**YOUR INSTRUCTIONS:**
Copy every line of the following data that includes the string "ylabel".
** START MATERIAL **
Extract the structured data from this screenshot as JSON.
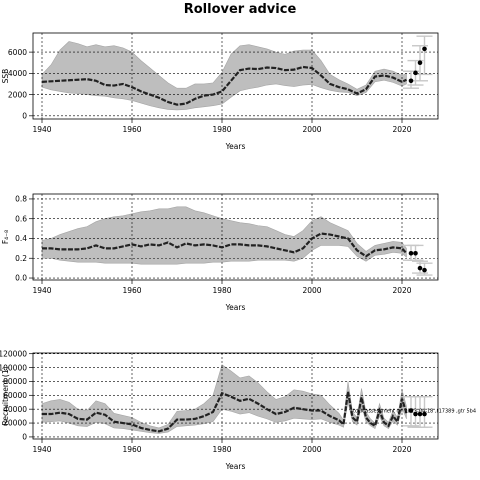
{
  "page": {
    "title": "Rollover advice"
  },
  "colors": {
    "band": "#bebebe",
    "band_edge": "#a6a6a6",
    "line": "#222222",
    "grid": "#000000",
    "forecast_bar": "#c8c8c8",
    "point": "#000000"
  },
  "chart_data": [
    {
      "type": "line",
      "panel": "ssb",
      "ylabel": "SSB",
      "xlabel": "Years",
      "xlim": [
        1938,
        2028
      ],
      "ylim": [
        -300,
        7800
      ],
      "xticks": [
        1940,
        1960,
        1980,
        2000,
        2020
      ],
      "yticks": [
        0,
        2000,
        4000,
        6000
      ],
      "grid": true,
      "x": [
        1940,
        1942,
        1944,
        1946,
        1948,
        1950,
        1952,
        1954,
        1956,
        1958,
        1960,
        1962,
        1964,
        1966,
        1968,
        1970,
        1972,
        1974,
        1976,
        1978,
        1980,
        1982,
        1984,
        1986,
        1988,
        1990,
        1992,
        1994,
        1996,
        1998,
        2000,
        2002,
        2004,
        2006,
        2008,
        2010,
        2012,
        2014,
        2016,
        2018,
        2020,
        2021
      ],
      "median": [
        3200,
        3250,
        3300,
        3350,
        3400,
        3450,
        3300,
        2900,
        2850,
        3000,
        2700,
        2300,
        2000,
        1700,
        1300,
        1050,
        1150,
        1600,
        1900,
        2000,
        2300,
        3300,
        4300,
        4450,
        4400,
        4550,
        4500,
        4300,
        4350,
        4600,
        4500,
        3800,
        3000,
        2700,
        2500,
        2100,
        2500,
        3700,
        3800,
        3600,
        3200,
        3400
      ],
      "lower": [
        2700,
        2450,
        2300,
        2150,
        2100,
        2000,
        1900,
        1850,
        1700,
        1600,
        1450,
        1200,
        950,
        750,
        600,
        550,
        600,
        750,
        850,
        950,
        1100,
        1750,
        2350,
        2550,
        2700,
        2900,
        3000,
        2850,
        2750,
        2900,
        2950,
        2650,
        2400,
        2250,
        2200,
        1900,
        2200,
        3200,
        3350,
        3150,
        2800,
        3000
      ],
      "upper": [
        3900,
        4800,
        6200,
        7000,
        6800,
        6500,
        6700,
        6500,
        6600,
        6400,
        6000,
        5200,
        4500,
        3800,
        3100,
        2600,
        2600,
        3000,
        3000,
        3100,
        4100,
        5800,
        6600,
        6700,
        6500,
        6300,
        6000,
        5800,
        6100,
        6200,
        6200,
        5200,
        3900,
        3400,
        3000,
        2500,
        2900,
        4200,
        4400,
        4200,
        3800,
        4000
      ],
      "forecast": {
        "x": [
          2022,
          2023,
          2024,
          2025
        ],
        "y": [
          3300,
          4050,
          5000,
          6300
        ],
        "lower": [
          2600,
          2900,
          3300,
          3900
        ],
        "upper": [
          4200,
          5200,
          6600,
          7500
        ]
      }
    },
    {
      "type": "line",
      "panel": "fishing_mortality",
      "ylabel": "F₄₋₈",
      "xlabel": "Years",
      "xlim": [
        1938,
        2028
      ],
      "ylim": [
        -0.02,
        0.85
      ],
      "xticks": [
        1940,
        1960,
        1980,
        2000,
        2020
      ],
      "yticks": [
        0.0,
        0.2,
        0.4,
        0.6,
        0.8
      ],
      "yticklabels": [
        "0.0",
        "0.2",
        "0.4",
        "0.6",
        "0.8"
      ],
      "grid": true,
      "x": [
        1940,
        1942,
        1944,
        1946,
        1948,
        1950,
        1952,
        1954,
        1956,
        1958,
        1960,
        1962,
        1964,
        1966,
        1968,
        1970,
        1972,
        1974,
        1976,
        1978,
        1980,
        1982,
        1984,
        1986,
        1988,
        1990,
        1992,
        1994,
        1996,
        1998,
        2000,
        2002,
        2004,
        2006,
        2008,
        2010,
        2012,
        2014,
        2016,
        2018,
        2020,
        2021
      ],
      "median": [
        0.3,
        0.3,
        0.29,
        0.29,
        0.29,
        0.3,
        0.33,
        0.3,
        0.3,
        0.32,
        0.34,
        0.32,
        0.34,
        0.33,
        0.36,
        0.31,
        0.35,
        0.33,
        0.34,
        0.33,
        0.31,
        0.34,
        0.34,
        0.33,
        0.33,
        0.32,
        0.3,
        0.28,
        0.26,
        0.3,
        0.4,
        0.45,
        0.44,
        0.42,
        0.4,
        0.28,
        0.22,
        0.28,
        0.29,
        0.31,
        0.3,
        0.25
      ],
      "lower": [
        0.2,
        0.2,
        0.18,
        0.17,
        0.16,
        0.16,
        0.16,
        0.15,
        0.15,
        0.15,
        0.15,
        0.14,
        0.14,
        0.14,
        0.14,
        0.14,
        0.15,
        0.15,
        0.15,
        0.16,
        0.16,
        0.17,
        0.17,
        0.17,
        0.18,
        0.18,
        0.18,
        0.18,
        0.17,
        0.2,
        0.28,
        0.33,
        0.33,
        0.33,
        0.32,
        0.22,
        0.17,
        0.23,
        0.24,
        0.26,
        0.25,
        0.21
      ],
      "upper": [
        0.38,
        0.4,
        0.44,
        0.47,
        0.5,
        0.52,
        0.57,
        0.6,
        0.62,
        0.63,
        0.65,
        0.67,
        0.68,
        0.7,
        0.7,
        0.72,
        0.72,
        0.68,
        0.66,
        0.63,
        0.6,
        0.58,
        0.56,
        0.55,
        0.53,
        0.52,
        0.48,
        0.44,
        0.42,
        0.48,
        0.58,
        0.62,
        0.56,
        0.52,
        0.48,
        0.35,
        0.27,
        0.33,
        0.35,
        0.37,
        0.36,
        0.3
      ],
      "forecast": {
        "x": [
          2022,
          2023,
          2024,
          2025
        ],
        "y": [
          0.25,
          0.25,
          0.1,
          0.08
        ],
        "lower": [
          0.18,
          0.18,
          0.05,
          0.03
        ],
        "upper": [
          0.33,
          0.33,
          0.17,
          0.15
        ]
      }
    },
    {
      "type": "line",
      "panel": "recruitment",
      "ylabel": "Recruitment (1)",
      "xlabel": "Years",
      "xlim": [
        1938,
        2028
      ],
      "ylim": [
        -3000,
        121000
      ],
      "xticks": [
        1940,
        1960,
        1980,
        2000,
        2020
      ],
      "yticks": [
        0,
        20000,
        40000,
        60000,
        80000,
        100000,
        120000
      ],
      "grid": true,
      "x": [
        1940,
        1942,
        1944,
        1946,
        1948,
        1950,
        1952,
        1954,
        1956,
        1958,
        1960,
        1962,
        1964,
        1966,
        1968,
        1970,
        1972,
        1974,
        1976,
        1978,
        1980,
        1982,
        1984,
        1986,
        1988,
        1990,
        1992,
        1994,
        1996,
        1998,
        2000,
        2002,
        2004,
        2006,
        2007,
        2008,
        2009,
        2010,
        2011,
        2012,
        2013,
        2014,
        2015,
        2016,
        2017,
        2018,
        2019,
        2020,
        2021
      ],
      "median": [
        33000,
        33000,
        35000,
        33000,
        26000,
        25000,
        35000,
        32000,
        22000,
        20000,
        18000,
        13000,
        10000,
        8000,
        12000,
        25000,
        25000,
        26000,
        30000,
        36000,
        63000,
        58000,
        52000,
        55000,
        48000,
        40000,
        33000,
        36000,
        42000,
        40000,
        38000,
        38000,
        30000,
        24000,
        18000,
        65000,
        28000,
        22000,
        57000,
        28000,
        20000,
        16000,
        38000,
        21000,
        16000,
        30000,
        22000,
        55000,
        34000
      ],
      "lower": [
        21000,
        22000,
        23000,
        20000,
        16000,
        15000,
        21000,
        19000,
        13000,
        12000,
        10000,
        8000,
        6000,
        5000,
        7000,
        15000,
        16000,
        17000,
        19000,
        22000,
        40000,
        37000,
        33000,
        35000,
        30000,
        26000,
        21000,
        23000,
        27000,
        26000,
        25000,
        26000,
        21000,
        17000,
        14000,
        50000,
        22000,
        17000,
        45000,
        22000,
        16000,
        12000,
        30000,
        16000,
        12000,
        23000,
        17000,
        42000,
        26000
      ],
      "upper": [
        48000,
        52000,
        54000,
        50000,
        40000,
        38000,
        52000,
        48000,
        34000,
        31000,
        28000,
        21000,
        16000,
        13000,
        18000,
        37000,
        38000,
        40000,
        48000,
        60000,
        104000,
        95000,
        85000,
        88000,
        78000,
        65000,
        54000,
        58000,
        68000,
        66000,
        62000,
        60000,
        46000,
        34000,
        24000,
        80000,
        36000,
        28000,
        70000,
        36000,
        26000,
        20000,
        48000,
        27000,
        21000,
        38000,
        28000,
        68000,
        44000
      ],
      "forecast": {
        "x": [
          2022,
          2023,
          2024,
          2025
        ],
        "y": [
          38000,
          33000,
          33000,
          33000
        ],
        "lower": [
          16000,
          14000,
          14000,
          14000
        ],
        "upper": [
          58000,
          58000,
          58000,
          58000
        ]
      },
      "annotation": "stock assessment on 2023-04-18 ,r17389 ,gtr 5b4"
    }
  ]
}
** END MATERIAL **
**TASK SOLUTION:**
      "ylabel": "SSB",
      "ylabel": "F₄₋₈",
      "ylabel": "Recruitment (1)",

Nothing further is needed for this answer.